Directions for this task:
Reproduce this listing in full.
☆ ☆ ☆
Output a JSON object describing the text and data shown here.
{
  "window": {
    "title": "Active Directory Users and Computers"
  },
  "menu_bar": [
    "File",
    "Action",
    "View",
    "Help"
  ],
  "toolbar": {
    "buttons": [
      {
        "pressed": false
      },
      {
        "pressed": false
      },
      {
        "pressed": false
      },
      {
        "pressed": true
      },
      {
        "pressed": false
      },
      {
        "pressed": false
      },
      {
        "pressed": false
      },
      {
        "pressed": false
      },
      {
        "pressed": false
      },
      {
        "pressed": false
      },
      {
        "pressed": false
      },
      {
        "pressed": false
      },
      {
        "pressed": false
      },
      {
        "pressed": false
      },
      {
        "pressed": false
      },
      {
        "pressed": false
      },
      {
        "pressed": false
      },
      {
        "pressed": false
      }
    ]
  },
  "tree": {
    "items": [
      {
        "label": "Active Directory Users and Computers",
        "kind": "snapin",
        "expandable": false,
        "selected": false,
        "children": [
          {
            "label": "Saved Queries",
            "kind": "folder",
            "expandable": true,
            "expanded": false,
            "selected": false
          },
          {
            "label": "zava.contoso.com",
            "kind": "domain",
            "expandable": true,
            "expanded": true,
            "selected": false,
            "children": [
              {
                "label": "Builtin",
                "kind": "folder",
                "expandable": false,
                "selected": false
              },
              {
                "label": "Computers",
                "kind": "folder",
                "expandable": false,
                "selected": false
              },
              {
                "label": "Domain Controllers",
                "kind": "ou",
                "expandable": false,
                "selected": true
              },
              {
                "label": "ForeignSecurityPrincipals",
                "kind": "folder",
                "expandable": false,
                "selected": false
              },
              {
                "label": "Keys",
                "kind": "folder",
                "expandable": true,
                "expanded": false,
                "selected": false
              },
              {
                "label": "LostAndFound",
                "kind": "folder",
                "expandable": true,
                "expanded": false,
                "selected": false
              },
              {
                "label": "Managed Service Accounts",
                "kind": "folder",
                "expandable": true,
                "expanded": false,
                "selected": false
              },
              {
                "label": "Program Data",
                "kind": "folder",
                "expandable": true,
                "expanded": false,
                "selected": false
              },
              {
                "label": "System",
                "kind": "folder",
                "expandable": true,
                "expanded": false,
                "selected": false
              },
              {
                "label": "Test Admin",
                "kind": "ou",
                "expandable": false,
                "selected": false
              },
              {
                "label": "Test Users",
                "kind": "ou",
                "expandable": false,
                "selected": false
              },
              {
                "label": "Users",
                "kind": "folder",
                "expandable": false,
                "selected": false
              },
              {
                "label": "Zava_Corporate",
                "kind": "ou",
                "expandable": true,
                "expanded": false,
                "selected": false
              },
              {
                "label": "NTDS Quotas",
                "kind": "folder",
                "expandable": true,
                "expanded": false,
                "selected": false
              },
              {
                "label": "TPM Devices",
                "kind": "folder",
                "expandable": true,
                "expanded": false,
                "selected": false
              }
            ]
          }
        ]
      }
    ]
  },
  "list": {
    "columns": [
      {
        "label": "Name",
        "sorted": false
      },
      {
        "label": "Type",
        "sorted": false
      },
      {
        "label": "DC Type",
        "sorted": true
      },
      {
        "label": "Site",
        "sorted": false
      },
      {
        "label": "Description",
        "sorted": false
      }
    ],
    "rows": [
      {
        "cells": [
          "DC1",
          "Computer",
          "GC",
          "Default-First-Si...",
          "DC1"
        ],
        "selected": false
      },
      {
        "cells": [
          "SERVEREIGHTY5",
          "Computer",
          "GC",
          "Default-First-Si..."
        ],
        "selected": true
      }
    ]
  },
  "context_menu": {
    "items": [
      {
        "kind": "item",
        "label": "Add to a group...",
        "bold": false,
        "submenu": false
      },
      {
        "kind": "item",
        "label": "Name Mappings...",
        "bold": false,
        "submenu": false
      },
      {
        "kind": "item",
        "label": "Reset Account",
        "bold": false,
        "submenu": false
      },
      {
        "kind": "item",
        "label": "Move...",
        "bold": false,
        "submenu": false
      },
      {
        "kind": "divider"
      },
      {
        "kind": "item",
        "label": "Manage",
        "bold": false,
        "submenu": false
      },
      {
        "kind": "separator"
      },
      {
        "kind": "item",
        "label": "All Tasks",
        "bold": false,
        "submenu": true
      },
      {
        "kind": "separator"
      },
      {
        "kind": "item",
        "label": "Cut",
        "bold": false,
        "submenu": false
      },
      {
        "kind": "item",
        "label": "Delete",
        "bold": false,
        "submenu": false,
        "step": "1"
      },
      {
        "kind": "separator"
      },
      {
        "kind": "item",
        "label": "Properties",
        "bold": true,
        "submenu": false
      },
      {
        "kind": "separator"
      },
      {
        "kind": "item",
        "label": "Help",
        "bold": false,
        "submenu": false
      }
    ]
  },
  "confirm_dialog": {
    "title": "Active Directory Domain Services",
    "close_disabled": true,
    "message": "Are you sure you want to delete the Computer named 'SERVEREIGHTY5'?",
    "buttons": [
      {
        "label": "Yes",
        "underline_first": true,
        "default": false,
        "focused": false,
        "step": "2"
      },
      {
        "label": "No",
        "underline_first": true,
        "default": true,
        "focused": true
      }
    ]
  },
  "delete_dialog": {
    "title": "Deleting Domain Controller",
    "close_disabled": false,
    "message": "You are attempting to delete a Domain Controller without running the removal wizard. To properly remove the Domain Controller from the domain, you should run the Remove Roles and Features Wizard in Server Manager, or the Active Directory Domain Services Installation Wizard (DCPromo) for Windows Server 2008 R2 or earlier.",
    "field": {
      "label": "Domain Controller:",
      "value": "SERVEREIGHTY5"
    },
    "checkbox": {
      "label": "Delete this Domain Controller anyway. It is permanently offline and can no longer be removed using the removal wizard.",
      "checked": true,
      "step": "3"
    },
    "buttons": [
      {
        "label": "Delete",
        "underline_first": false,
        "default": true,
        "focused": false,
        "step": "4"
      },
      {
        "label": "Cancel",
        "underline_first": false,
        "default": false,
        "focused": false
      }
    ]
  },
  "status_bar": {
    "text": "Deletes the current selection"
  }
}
☆ ☆ ☆
Final result:
Output a JSON object describing the text and data shown here.
{
  "window": {
    "title": "Active Directory Users and Computers"
  },
  "menu_bar": [
    "File",
    "Action",
    "View",
    "Help"
  ],
  "toolbar": {
    "buttons": [
      {
        "pressed": false
      },
      {
        "pressed": false
      },
      {
        "pressed": false
      },
      {
        "pressed": true
      },
      {
        "pressed": false
      },
      {
        "pressed": false
      },
      {
        "pressed": false
      },
      {
        "pressed": false
      },
      {
        "pressed": false
      },
      {
        "pressed": false
      },
      {
        "pressed": false
      },
      {
        "pressed": false
      },
      {
        "pressed": false
      },
      {
        "pressed": false
      },
      {
        "pressed": false
      },
      {
        "pressed": false
      },
      {
        "pressed": false
      },
      {
        "pressed": false
      }
    ]
  },
  "tree": {
    "items": [
      {
        "label": "Active Directory Users and Computers",
        "kind": "snapin",
        "expandable": false,
        "selected": false,
        "children": [
          {
            "label": "Saved Queries",
            "kind": "folder",
            "expandable": true,
            "expanded": false,
            "selected": false
          },
          {
            "label": "zava.contoso.com",
            "kind": "domain",
            "expandable": true,
            "expanded": true,
            "selected": false,
            "children": [
              {
                "label": "Builtin",
                "kind": "folder",
                "expandable": false,
                "selected": false
              },
              {
                "label": "Computers",
                "kind": "folder",
                "expandable": false,
                "selected": false
              },
              {
                "label": "Domain Controllers",
                "kind": "ou",
                "expandable": false,
                "selected": true
              },
              {
                "label": "ForeignSecurityPrincipals",
                "kind": "folder",
                "expandable": false,
                "selected": false
              },
              {
                "label": "Keys",
                "kind": "folder",
                "expandable": true,
                "expanded": false,
                "selected": false
              },
              {
                "label": "LostAndFound",
                "kind": "folder",
                "expandable": true,
                "expanded": false,
                "selected": false
              },
              {
                "label": "Managed Service Accounts",
                "kind": "folder",
                "expandable": true,
                "expanded": false,
                "selected": false
              },
              {
                "label": "Program Data",
                "kind": "folder",
                "expandable": true,
                "expanded": false,
                "selected": false
              },
              {
                "label": "System",
                "kind": "folder",
                "expandable": true,
                "expanded": false,
                "selected": false
              },
              {
                "label": "Test Admin",
                "kind": "ou",
                "expandable": false,
                "selected": false
              },
              {
                "label": "Test Users",
                "kind": "ou",
                "expandable": false,
                "selected": false
              },
              {
                "label": "Users",
                "kind": "folder",
                "expandable": false,
                "selected": false
              },
              {
                "label": "Zava_Corporate",
                "kind": "ou",
                "expandable": true,
                "expanded": false,
                "selected": false
              },
              {
                "label": "NTDS Quotas",
                "kind": "folder",
                "expandable": true,
                "expanded": false,
                "selected": false
              },
              {
                "label": "TPM Devices",
                "kind": "folder",
                "expandable": true,
                "expanded": false,
                "selected": false
              }
            ]
          }
        ]
      }
    ]
  },
  "list": {
    "columns": [
      {
        "label": "Name",
        "sorted": false
      },
      {
        "label": "Type",
        "sorted": false
      },
      {
        "label": "DC Type",
        "sorted": true
      },
      {
        "label": "Site",
        "sorted": false
      },
      {
        "label": "Description",
        "sorted": false
      }
    ],
    "rows": [
      {
        "cells": [
          "DC1",
          "Computer",
          "GC",
          "Default-First-Si...",
          "DC1"
        ],
        "selected": false
      },
      {
        "cells": [
          "SERVEREIGHTY5",
          "Computer",
          "GC",
          "Default-First-Si..."
        ],
        "selected": true
      }
    ]
  },
  "context_menu": {
    "items": [
      {
        "kind": "item",
        "label": "Add to a group...",
        "bold": false,
        "submenu": false
      },
      {
        "kind": "item",
        "label": "Name Mappings...",
        "bold": false,
        "submenu": false
      },
      {
        "kind": "item",
        "label": "Reset Account",
        "bold": false,
        "submenu": false
      },
      {
        "kind": "item",
        "label": "Move...",
        "bold": false,
        "submenu": false
      },
      {
        "kind": "divider"
      },
      {
        "kind": "item",
        "label": "Manage",
        "bold": false,
        "submenu": false
      },
      {
        "kind": "separator"
      },
      {
        "kind": "item",
        "label": "All Tasks",
        "bold": false,
        "submenu": true
      },
      {
        "kind": "separator"
      },
      {
        "kind": "item",
        "label": "Cut",
        "bold": false,
        "submenu": false
      },
      {
        "kind": "item",
        "label": "Delete",
        "bold": false,
        "submenu": false,
        "step": "1"
      },
      {
        "kind": "separator"
      },
      {
        "kind": "item",
        "label": "Properties",
        "bold": true,
        "submenu": false
      },
      {
        "kind": "separator"
      },
      {
        "kind": "item",
        "label": "Help",
        "bold": false,
        "submenu": false
      }
    ]
  },
  "confirm_dialog": {
    "title": "Active Directory Domain Services",
    "close_disabled": true,
    "message": "Are you sure you want to delete the Computer named 'SERVEREIGHTY5'?",
    "buttons": [
      {
        "label": "Yes",
        "underline_first": true,
        "default": false,
        "focused": false,
        "step": "2"
      },
      {
        "label": "No",
        "underline_first": true,
        "default": true,
        "focused": true
      }
    ]
  },
  "delete_dialog": {
    "title": "Deleting Domain Controller",
    "close_disabled": false,
    "message": "You are attempting to delete a Domain Controller without running the removal wizard. To properly remove the Domain Controller from the domain, you should run the Remove Roles and Features Wizard in Server Manager, or the Active Directory Domain Services Installation Wizard (DCPromo) for Windows Server 2008 R2 or earlier.",
    "field": {
      "label": "Domain Controller:",
      "value": "SERVEREIGHTY5"
    },
    "checkbox": {
      "label": "Delete this Domain Controller anyway. It is permanently offline and can no longer be removed using the removal wizard.",
      "checked": true,
      "step": "3"
    },
    "buttons": [
      {
        "label": "Delete",
        "underline_first": false,
        "default": true,
        "focused": false,
        "step": "4"
      },
      {
        "label": "Cancel",
        "underline_first": false,
        "default": false,
        "focused": false
      }
    ]
  },
  "status_bar": {
    "text": "Deletes the current selection"
  }
}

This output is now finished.